- Aim of the exercise:
Pull out every line of the data below and repeat each one verbatim, keeping the original order.
[BEGIN Provided records]
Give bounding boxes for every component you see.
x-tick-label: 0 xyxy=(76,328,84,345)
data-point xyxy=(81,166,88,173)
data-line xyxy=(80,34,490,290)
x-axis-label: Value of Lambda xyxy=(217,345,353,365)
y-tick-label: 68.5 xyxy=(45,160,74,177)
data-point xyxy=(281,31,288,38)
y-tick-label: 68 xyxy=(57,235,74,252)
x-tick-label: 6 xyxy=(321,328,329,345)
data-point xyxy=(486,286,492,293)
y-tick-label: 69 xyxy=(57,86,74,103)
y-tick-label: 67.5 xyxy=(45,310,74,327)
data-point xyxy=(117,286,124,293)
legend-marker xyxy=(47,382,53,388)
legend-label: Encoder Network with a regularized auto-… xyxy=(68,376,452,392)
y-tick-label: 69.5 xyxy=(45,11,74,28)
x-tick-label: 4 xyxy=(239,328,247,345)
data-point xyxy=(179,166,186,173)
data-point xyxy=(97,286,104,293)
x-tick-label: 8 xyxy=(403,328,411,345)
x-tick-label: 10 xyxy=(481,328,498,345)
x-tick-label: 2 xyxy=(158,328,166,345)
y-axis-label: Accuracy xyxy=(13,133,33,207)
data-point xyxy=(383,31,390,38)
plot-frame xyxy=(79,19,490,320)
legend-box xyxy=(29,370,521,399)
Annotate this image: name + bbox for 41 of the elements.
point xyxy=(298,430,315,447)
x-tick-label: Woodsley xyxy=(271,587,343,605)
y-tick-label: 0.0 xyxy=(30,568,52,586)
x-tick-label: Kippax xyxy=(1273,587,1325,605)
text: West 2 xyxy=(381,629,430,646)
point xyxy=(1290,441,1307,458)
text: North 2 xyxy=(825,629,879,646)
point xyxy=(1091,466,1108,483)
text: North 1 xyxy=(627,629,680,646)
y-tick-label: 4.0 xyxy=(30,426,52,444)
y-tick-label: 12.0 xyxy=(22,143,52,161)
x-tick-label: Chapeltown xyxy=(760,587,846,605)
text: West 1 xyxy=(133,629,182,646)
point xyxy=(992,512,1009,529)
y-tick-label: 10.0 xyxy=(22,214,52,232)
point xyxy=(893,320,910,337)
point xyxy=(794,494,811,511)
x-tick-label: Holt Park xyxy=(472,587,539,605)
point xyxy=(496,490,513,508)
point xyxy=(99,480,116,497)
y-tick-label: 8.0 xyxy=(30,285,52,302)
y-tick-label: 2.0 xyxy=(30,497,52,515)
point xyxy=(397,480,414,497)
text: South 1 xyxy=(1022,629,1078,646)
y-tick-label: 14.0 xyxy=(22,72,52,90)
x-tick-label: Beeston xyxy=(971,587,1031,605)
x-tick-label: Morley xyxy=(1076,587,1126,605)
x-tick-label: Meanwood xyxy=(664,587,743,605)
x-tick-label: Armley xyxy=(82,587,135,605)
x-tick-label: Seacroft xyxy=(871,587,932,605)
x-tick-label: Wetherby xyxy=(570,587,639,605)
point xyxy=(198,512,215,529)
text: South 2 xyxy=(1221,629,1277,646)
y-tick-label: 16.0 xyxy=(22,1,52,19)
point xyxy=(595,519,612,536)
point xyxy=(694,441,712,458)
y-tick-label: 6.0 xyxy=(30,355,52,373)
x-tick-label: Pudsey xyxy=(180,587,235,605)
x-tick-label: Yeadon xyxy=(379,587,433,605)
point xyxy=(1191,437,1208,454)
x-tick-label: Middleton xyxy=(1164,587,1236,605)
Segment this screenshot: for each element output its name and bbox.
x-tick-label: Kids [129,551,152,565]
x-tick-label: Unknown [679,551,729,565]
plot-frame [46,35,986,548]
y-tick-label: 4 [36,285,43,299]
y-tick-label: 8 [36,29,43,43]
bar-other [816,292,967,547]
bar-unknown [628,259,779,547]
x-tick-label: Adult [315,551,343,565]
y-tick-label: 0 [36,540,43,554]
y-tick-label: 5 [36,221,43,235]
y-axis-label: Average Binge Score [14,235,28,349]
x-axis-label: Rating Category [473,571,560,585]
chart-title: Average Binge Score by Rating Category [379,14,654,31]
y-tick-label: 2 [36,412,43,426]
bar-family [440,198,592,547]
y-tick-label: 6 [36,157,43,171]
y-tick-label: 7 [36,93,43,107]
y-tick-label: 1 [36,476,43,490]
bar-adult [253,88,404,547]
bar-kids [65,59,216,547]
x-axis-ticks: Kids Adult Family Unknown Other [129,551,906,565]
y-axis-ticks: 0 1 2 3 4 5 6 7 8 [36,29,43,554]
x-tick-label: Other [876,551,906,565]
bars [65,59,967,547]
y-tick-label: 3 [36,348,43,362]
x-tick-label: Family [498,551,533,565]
[END Provided records]
- The reply:
Give bounding boxes for every component you see.
x-tick-label: 0 xyxy=(76,328,84,345)
data-point xyxy=(81,166,88,173)
data-line xyxy=(80,34,490,290)
x-axis-label: Value of Lambda xyxy=(217,345,353,365)
y-tick-label: 68.5 xyxy=(45,160,74,177)
data-point xyxy=(281,31,288,38)
y-tick-label: 68 xyxy=(57,235,74,252)
x-tick-label: 6 xyxy=(321,328,329,345)
data-point xyxy=(486,286,492,293)
y-tick-label: 69 xyxy=(57,86,74,103)
y-tick-label: 67.5 xyxy=(45,310,74,327)
data-point xyxy=(117,286,124,293)
legend-marker xyxy=(47,382,53,388)
legend-label: Encoder Network with a regularized auto-… xyxy=(68,376,452,392)
y-tick-label: 69.5 xyxy=(45,11,74,28)
x-tick-label: 4 xyxy=(239,328,247,345)
data-point xyxy=(179,166,186,173)
data-point xyxy=(97,286,104,293)
x-tick-label: 8 xyxy=(403,328,411,345)
x-tick-label: 10 xyxy=(481,328,498,345)
x-tick-label: 2 xyxy=(158,328,166,345)
y-axis-label: Accuracy xyxy=(13,133,33,207)
data-point xyxy=(383,31,390,38)
plot-frame xyxy=(79,19,490,320)
legend-box xyxy=(29,370,521,399)
Annotate this image: name + bbox for 41 of the elements.
point xyxy=(298,430,315,447)
x-tick-label: Woodsley xyxy=(271,587,343,605)
y-tick-label: 0.0 xyxy=(30,568,52,586)
x-tick-label: Kippax xyxy=(1273,587,1325,605)
text: West 2 xyxy=(381,629,430,646)
point xyxy=(1290,441,1307,458)
text: North 2 xyxy=(825,629,879,646)
point xyxy=(1091,466,1108,483)
text: North 1 xyxy=(627,629,680,646)
y-tick-label: 4.0 xyxy=(30,426,52,444)
y-tick-label: 12.0 xyxy=(22,143,52,161)
x-tick-label: Chapeltown xyxy=(760,587,846,605)
text: West 1 xyxy=(133,629,182,646)
point xyxy=(992,512,1009,529)
y-tick-label: 10.0 xyxy=(22,214,52,232)
point xyxy=(893,320,910,337)
point xyxy=(794,494,811,511)
x-tick-label: Holt Park xyxy=(472,587,539,605)
point xyxy=(496,490,513,508)
point xyxy=(99,480,116,497)
y-tick-label: 8.0 xyxy=(30,285,52,302)
y-tick-label: 2.0 xyxy=(30,497,52,515)
point xyxy=(397,480,414,497)
text: South 1 xyxy=(1022,629,1078,646)
y-tick-label: 14.0 xyxy=(22,72,52,90)
x-tick-label: Beeston xyxy=(971,587,1031,605)
x-tick-label: Morley xyxy=(1076,587,1126,605)
x-tick-label: Meanwood xyxy=(664,587,743,605)
x-tick-label: Armley xyxy=(82,587,135,605)
x-tick-label: Seacroft xyxy=(871,587,932,605)
x-tick-label: Wetherby xyxy=(570,587,639,605)
point xyxy=(198,512,215,529)
text: South 2 xyxy=(1221,629,1277,646)
y-tick-label: 16.0 xyxy=(22,1,52,19)
point xyxy=(595,519,612,536)
point xyxy=(694,441,712,458)
y-tick-label: 6.0 xyxy=(30,355,52,373)
x-tick-label: Pudsey xyxy=(180,587,235,605)
x-tick-label: Yeadon xyxy=(379,587,433,605)
point xyxy=(1191,437,1208,454)
x-tick-label: Middleton xyxy=(1164,587,1236,605)
Segment this screenshot: for each element output its name and bbox.
x-tick-label: Kids [129,551,152,565]
x-tick-label: Unknown [679,551,729,565]
plot-frame [46,35,986,548]
y-tick-label: 4 [36,285,43,299]
y-tick-label: 8 [36,29,43,43]
bar-other [816,292,967,547]
bar-unknown [628,259,779,547]
x-tick-label: Adult [315,551,343,565]
y-tick-label: 0 [36,540,43,554]
y-tick-label: 5 [36,221,43,235]
y-axis-label: Average Binge Score [14,235,28,349]
x-axis-label: Rating Category [473,571,560,585]
chart-title: Average Binge Score by Rating Category [379,14,654,31]
y-tick-label: 2 [36,412,43,426]
bar-family [440,198,592,547]
y-tick-label: 6 [36,157,43,171]
y-tick-label: 7 [36,93,43,107]
y-tick-label: 1 [36,476,43,490]
bar-adult [253,88,404,547]
bar-kids [65,59,216,547]
x-axis-ticks: Kids Adult Family Unknown Other [129,551,906,565]
y-axis-ticks: 0 1 2 3 4 5 6 7 8 [36,29,43,554]
x-tick-label: Other [876,551,906,565]
bars [65,59,967,547]
y-tick-label: 3 [36,348,43,362]
x-tick-label: Family [498,551,533,565]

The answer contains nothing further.